= Job =
Only a number is wanted: how many lines in the records below contain "woningen"?
begin Data provided
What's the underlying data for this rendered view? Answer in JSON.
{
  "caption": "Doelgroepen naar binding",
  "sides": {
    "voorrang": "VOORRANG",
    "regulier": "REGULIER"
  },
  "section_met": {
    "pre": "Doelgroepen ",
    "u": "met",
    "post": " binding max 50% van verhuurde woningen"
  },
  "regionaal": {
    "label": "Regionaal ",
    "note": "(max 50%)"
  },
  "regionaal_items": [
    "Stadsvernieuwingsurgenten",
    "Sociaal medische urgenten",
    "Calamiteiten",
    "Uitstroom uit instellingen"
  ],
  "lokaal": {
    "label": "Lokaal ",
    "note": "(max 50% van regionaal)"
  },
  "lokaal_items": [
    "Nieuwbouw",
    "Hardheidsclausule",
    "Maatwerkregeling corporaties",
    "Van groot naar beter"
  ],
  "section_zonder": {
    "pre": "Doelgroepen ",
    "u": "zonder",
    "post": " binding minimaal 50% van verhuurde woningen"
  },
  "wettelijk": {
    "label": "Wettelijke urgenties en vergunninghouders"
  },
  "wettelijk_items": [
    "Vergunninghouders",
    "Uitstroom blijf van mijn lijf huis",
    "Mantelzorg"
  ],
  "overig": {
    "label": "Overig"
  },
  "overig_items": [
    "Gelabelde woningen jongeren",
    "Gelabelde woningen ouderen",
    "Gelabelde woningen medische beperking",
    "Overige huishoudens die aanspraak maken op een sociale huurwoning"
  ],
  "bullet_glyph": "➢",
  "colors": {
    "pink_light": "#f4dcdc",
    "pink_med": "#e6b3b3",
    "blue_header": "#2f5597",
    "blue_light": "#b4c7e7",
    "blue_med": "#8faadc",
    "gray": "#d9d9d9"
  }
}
end Data provided
= Finished exercise =
5